#### What you need to do
Rewrite the rows below, switching "bounding boxes" to "position boxes" wherever it appears and leaving everything else unchanged.

■ ■ ■

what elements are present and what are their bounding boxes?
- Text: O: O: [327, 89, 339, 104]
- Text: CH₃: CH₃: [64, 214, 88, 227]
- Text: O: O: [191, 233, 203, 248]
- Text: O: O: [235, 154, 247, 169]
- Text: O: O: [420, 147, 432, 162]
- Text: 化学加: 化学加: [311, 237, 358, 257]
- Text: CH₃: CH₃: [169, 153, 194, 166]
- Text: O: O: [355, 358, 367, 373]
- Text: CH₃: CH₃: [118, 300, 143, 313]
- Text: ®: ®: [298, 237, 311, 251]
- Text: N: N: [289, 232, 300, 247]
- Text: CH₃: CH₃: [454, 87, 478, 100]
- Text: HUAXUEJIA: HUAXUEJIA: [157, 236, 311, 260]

■ ■ ■

#### The reply
what elements are present and what are their position boxes?
- Text: O: O: [327, 89, 339, 104]
- Text: CH₃: CH₃: [64, 214, 88, 227]
- Text: O: O: [191, 233, 203, 248]
- Text: O: O: [235, 154, 247, 169]
- Text: O: O: [420, 147, 432, 162]
- Text: 化学加: 化学加: [311, 237, 358, 257]
- Text: CH₃: CH₃: [169, 153, 194, 166]
- Text: O: O: [355, 358, 367, 373]
- Text: CH₃: CH₃: [118, 300, 143, 313]
- Text: ®: ®: [298, 237, 311, 251]
- Text: N: N: [289, 232, 300, 247]
- Text: CH₃: CH₃: [454, 87, 478, 100]
- Text: HUAXUEJIA: HUAXUEJIA: [157, 236, 311, 260]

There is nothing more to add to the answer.